- [What this task involves]
Reproduce every record exactly as it appears, but not the pictures.

- [Supplied data]

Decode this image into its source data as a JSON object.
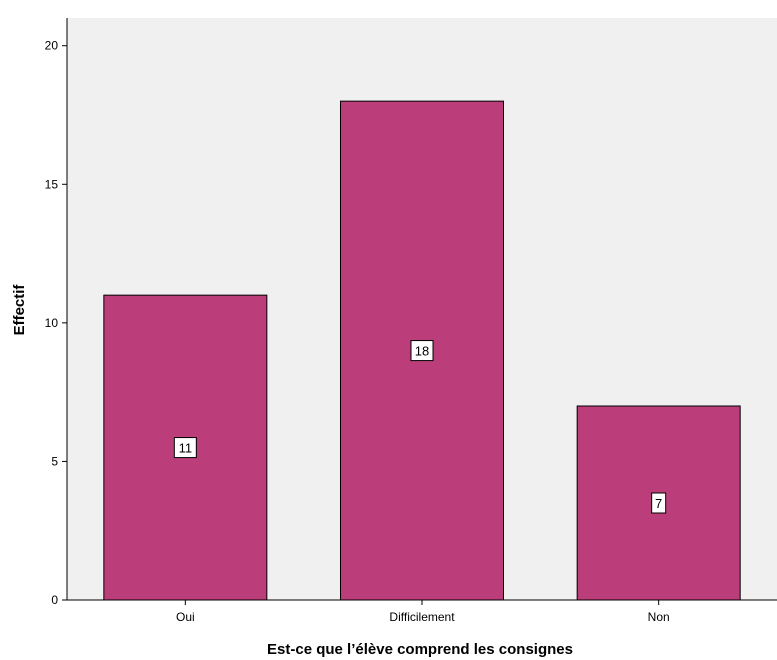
{
  "colors": {
    "plot_background": "#f0f0f0",
    "bar_fill": "#bb3e7a",
    "bar_stroke": "#000000",
    "axis": "#000000",
    "label_box": "#ffffff"
  },
  "chart_data": {
    "type": "bar",
    "title": "",
    "xlabel": "Est-ce que l’élève comprend les consignes",
    "ylabel": "Effectif",
    "categories": [
      "Oui",
      "Difficilement",
      "Non"
    ],
    "values": [
      11,
      18,
      7
    ],
    "data_labels": [
      "11",
      "18",
      "7"
    ],
    "ylim": [
      0,
      21
    ],
    "yticks": [
      0,
      5,
      10,
      15,
      20
    ],
    "ytick_labels": [
      "0",
      "5",
      "10",
      "15",
      "20"
    ],
    "grid": false,
    "legend": "none"
  }
}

- [Final result]
Decode this image into its source data as a JSON object.
{
  "colors": {
    "plot_background": "#f0f0f0",
    "bar_fill": "#bb3e7a",
    "bar_stroke": "#000000",
    "axis": "#000000",
    "label_box": "#ffffff"
  },
  "chart_data": {
    "type": "bar",
    "title": "",
    "xlabel": "Est-ce que l’élève comprend les consignes",
    "ylabel": "Effectif",
    "categories": [
      "Oui",
      "Difficilement",
      "Non"
    ],
    "values": [
      11,
      18,
      7
    ],
    "data_labels": [
      "11",
      "18",
      "7"
    ],
    "ylim": [
      0,
      21
    ],
    "yticks": [
      0,
      5,
      10,
      15,
      20
    ],
    "ytick_labels": [
      "0",
      "5",
      "10",
      "15",
      "20"
    ],
    "grid": false,
    "legend": "none"
  }
}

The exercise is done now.